§ Task prompt:
Gather all lines in the records below that include the word "product".

[Extracted data entries]
-*-
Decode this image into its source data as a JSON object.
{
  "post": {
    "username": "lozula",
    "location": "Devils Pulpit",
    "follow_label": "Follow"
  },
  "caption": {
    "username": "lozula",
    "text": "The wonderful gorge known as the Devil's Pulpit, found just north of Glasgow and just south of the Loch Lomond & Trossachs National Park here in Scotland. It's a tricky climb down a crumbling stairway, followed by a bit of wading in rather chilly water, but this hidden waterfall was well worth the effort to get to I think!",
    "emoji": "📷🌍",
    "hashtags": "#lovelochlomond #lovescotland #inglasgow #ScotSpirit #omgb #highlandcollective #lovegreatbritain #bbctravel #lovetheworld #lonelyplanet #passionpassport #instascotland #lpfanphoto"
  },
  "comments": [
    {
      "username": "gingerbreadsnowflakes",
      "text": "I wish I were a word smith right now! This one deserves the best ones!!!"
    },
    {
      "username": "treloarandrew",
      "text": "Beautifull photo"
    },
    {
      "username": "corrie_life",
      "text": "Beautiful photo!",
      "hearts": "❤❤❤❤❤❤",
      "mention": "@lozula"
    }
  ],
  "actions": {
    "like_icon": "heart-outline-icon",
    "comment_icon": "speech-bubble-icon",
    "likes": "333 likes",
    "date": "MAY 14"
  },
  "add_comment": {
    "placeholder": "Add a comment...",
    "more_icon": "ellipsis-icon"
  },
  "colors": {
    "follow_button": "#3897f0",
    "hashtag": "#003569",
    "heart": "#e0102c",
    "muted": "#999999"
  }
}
-*-
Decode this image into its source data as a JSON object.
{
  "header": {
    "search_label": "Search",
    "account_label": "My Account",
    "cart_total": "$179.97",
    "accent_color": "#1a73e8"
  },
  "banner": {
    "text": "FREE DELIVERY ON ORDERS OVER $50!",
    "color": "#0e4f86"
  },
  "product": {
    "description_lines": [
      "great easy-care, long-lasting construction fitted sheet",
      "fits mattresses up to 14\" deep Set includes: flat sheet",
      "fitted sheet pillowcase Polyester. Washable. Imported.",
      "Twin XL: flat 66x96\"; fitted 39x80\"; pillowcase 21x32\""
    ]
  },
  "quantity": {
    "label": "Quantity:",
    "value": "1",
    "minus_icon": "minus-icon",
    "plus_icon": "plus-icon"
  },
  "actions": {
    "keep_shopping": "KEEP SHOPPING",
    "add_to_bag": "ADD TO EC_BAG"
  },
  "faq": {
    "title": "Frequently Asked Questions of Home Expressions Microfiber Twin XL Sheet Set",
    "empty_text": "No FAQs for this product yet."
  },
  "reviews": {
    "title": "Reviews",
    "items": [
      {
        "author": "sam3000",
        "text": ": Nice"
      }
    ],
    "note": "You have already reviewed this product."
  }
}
-*-
§ Written solution:
  "product": {
    "empty_text": "No FAQs for this product yet."
    "note": "You have already reviewed this product."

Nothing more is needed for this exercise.